═══ RECORDS ═══
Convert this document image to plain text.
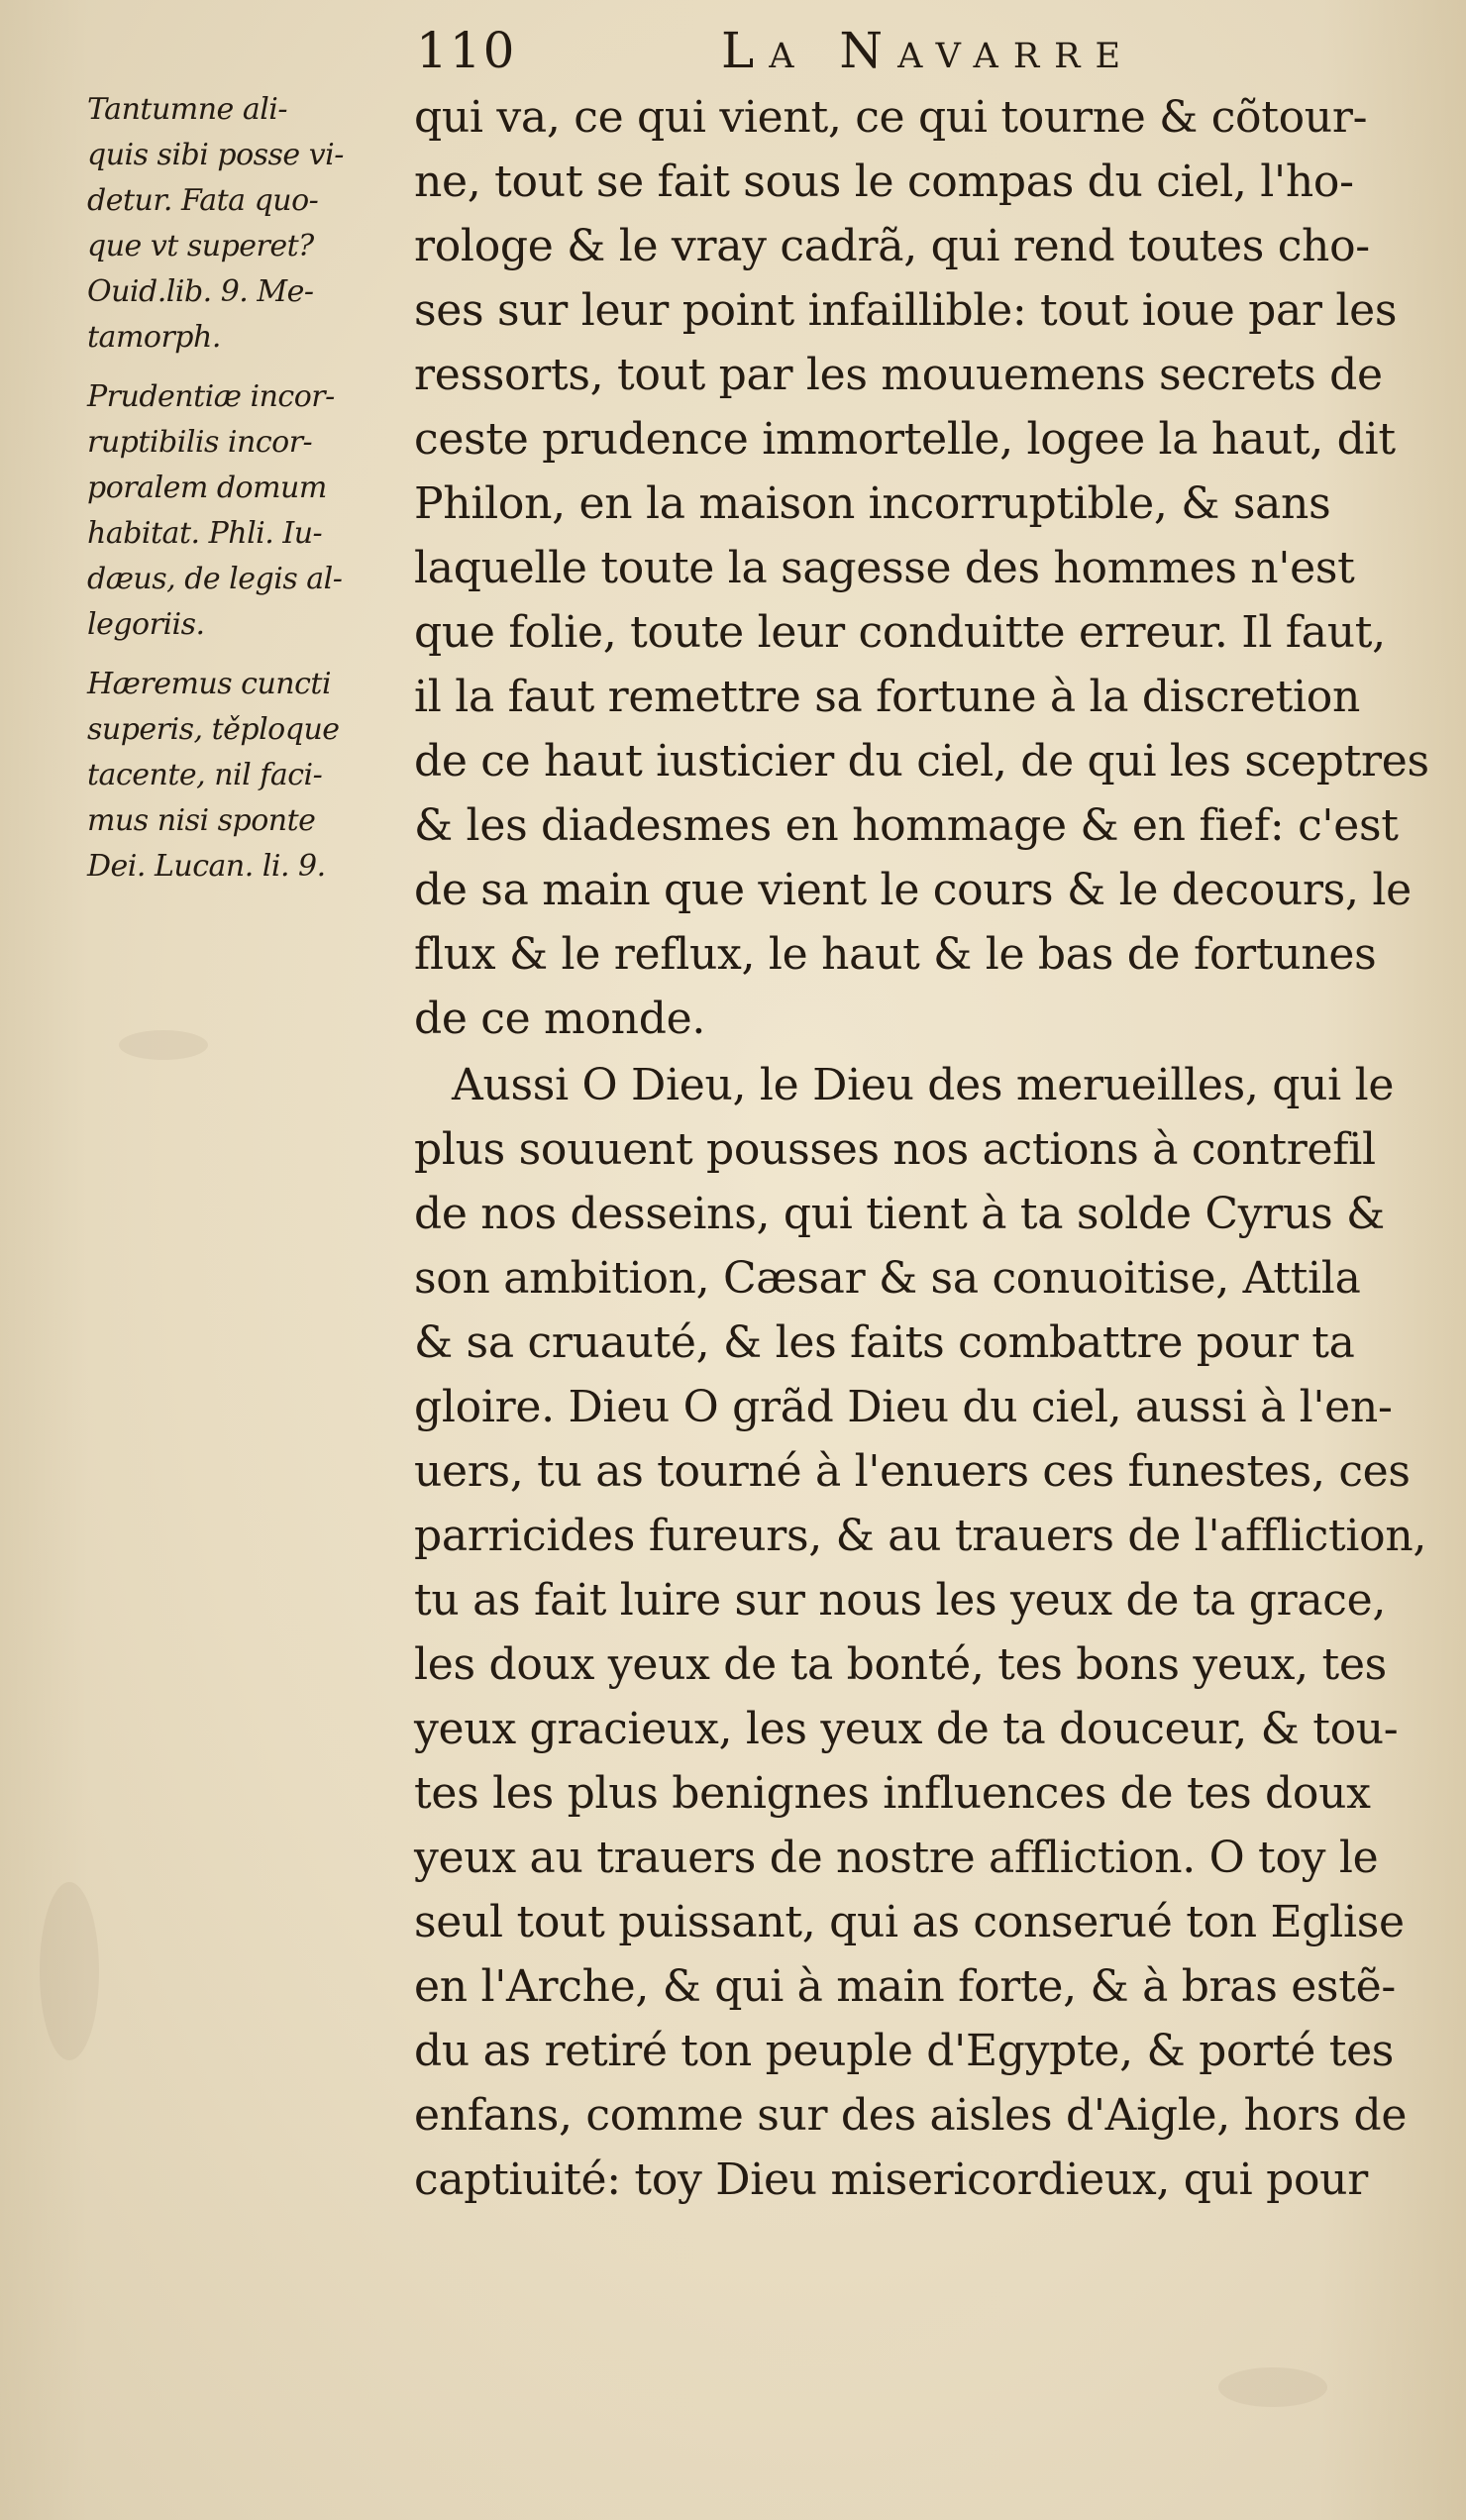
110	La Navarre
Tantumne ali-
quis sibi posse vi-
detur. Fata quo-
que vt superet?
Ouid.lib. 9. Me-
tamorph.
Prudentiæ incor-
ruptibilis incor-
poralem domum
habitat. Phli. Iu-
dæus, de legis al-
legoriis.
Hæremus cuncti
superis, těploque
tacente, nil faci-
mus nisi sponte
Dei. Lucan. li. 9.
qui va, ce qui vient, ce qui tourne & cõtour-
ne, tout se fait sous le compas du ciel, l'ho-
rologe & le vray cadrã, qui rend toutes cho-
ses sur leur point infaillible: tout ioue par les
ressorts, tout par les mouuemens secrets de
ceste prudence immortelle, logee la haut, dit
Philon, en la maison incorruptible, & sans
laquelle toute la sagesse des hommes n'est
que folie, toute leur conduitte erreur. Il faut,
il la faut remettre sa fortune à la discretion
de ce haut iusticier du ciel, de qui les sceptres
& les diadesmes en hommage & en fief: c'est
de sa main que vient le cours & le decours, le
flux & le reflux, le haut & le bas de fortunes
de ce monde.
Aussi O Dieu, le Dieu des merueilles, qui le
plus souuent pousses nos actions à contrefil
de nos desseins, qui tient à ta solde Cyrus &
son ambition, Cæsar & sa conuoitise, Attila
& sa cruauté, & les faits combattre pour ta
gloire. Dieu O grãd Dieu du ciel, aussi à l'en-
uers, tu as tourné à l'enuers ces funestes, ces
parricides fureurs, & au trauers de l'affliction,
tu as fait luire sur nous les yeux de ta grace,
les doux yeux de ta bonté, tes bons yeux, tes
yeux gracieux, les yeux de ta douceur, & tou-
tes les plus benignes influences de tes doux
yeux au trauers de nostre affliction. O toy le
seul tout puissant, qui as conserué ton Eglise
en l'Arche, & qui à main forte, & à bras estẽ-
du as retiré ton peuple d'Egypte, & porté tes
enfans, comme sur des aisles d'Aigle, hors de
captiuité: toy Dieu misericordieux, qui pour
═══
═══ RECORDS ═══
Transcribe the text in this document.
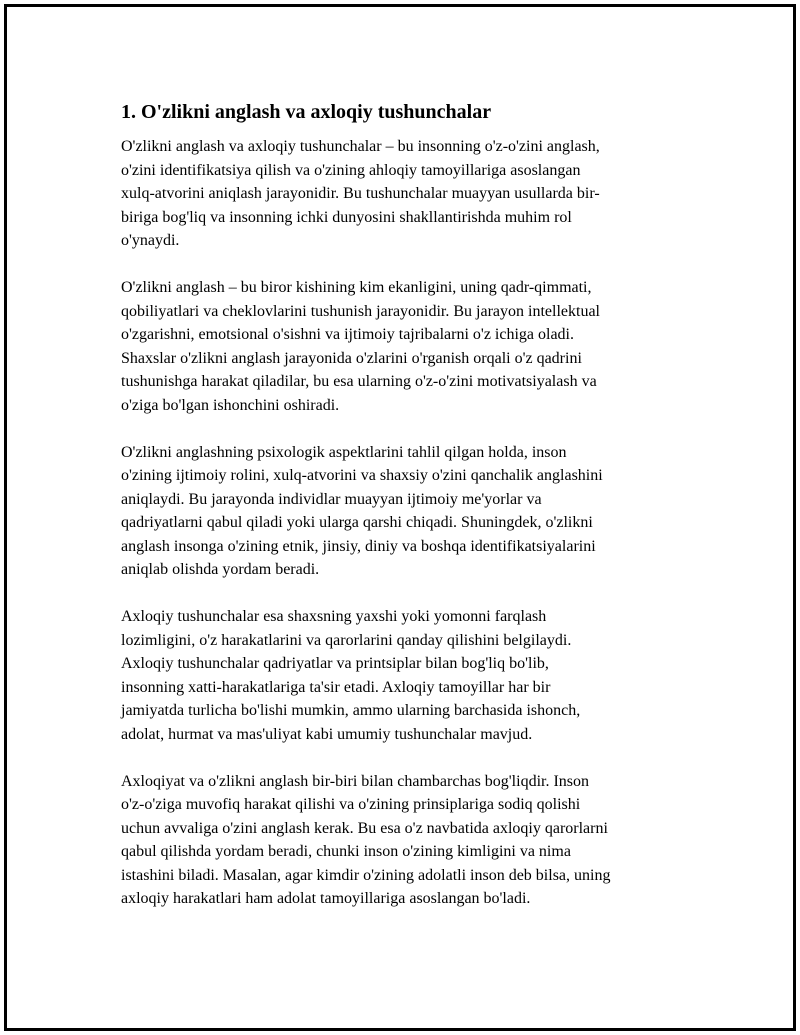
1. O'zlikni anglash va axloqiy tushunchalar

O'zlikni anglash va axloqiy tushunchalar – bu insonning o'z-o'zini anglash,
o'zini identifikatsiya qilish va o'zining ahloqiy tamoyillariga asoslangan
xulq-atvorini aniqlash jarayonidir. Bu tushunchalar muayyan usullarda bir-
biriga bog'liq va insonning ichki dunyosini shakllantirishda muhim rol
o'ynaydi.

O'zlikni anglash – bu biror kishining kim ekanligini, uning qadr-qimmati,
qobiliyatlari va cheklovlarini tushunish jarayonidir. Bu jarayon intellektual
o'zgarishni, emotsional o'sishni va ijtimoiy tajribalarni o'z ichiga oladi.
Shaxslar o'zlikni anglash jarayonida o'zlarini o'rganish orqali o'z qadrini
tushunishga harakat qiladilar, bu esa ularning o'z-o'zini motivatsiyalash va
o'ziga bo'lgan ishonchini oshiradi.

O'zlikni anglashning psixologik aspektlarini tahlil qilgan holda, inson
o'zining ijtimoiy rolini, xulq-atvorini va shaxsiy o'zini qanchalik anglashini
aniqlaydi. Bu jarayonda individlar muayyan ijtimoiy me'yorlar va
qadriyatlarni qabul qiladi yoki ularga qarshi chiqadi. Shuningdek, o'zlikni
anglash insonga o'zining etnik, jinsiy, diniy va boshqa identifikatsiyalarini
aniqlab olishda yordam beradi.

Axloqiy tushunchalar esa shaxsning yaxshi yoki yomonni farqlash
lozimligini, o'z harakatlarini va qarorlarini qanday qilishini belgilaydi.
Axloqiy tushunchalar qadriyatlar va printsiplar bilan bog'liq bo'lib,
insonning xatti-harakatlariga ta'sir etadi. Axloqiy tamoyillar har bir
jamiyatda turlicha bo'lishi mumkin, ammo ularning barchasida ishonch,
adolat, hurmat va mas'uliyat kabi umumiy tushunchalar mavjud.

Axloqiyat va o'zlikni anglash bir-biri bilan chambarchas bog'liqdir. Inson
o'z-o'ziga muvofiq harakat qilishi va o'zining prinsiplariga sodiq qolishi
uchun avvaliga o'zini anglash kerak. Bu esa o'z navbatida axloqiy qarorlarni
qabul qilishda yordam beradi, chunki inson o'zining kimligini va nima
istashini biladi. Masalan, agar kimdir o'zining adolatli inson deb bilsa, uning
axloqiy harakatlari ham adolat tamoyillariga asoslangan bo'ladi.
═══
═══ RECORDS ═══
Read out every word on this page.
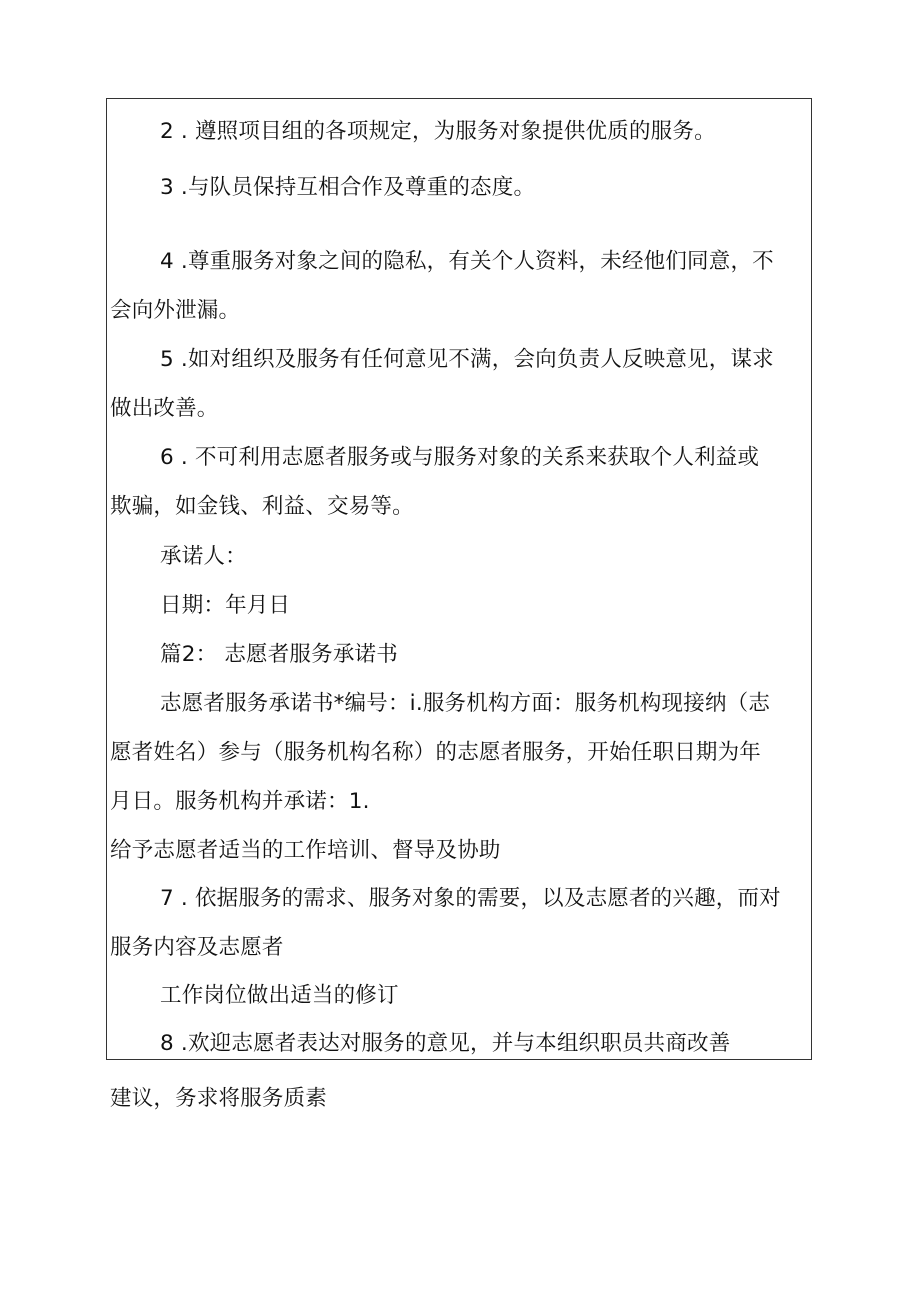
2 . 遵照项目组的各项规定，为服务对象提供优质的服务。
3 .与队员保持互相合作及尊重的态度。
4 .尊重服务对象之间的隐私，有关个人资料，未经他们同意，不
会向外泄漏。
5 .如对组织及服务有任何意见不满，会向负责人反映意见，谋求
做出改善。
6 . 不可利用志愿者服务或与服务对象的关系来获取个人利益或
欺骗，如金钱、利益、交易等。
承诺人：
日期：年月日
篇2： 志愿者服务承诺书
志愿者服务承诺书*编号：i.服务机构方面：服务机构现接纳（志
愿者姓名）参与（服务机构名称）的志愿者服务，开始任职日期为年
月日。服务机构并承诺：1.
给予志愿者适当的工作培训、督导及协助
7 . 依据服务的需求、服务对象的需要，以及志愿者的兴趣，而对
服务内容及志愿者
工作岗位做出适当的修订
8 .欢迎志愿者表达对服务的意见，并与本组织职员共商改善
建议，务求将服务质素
═══
YOUR INSTRUCTIONS -> Going through the data, tally the lines containing "zining" and report only the result.

SOLUTION TO THE PROBLEM -> 6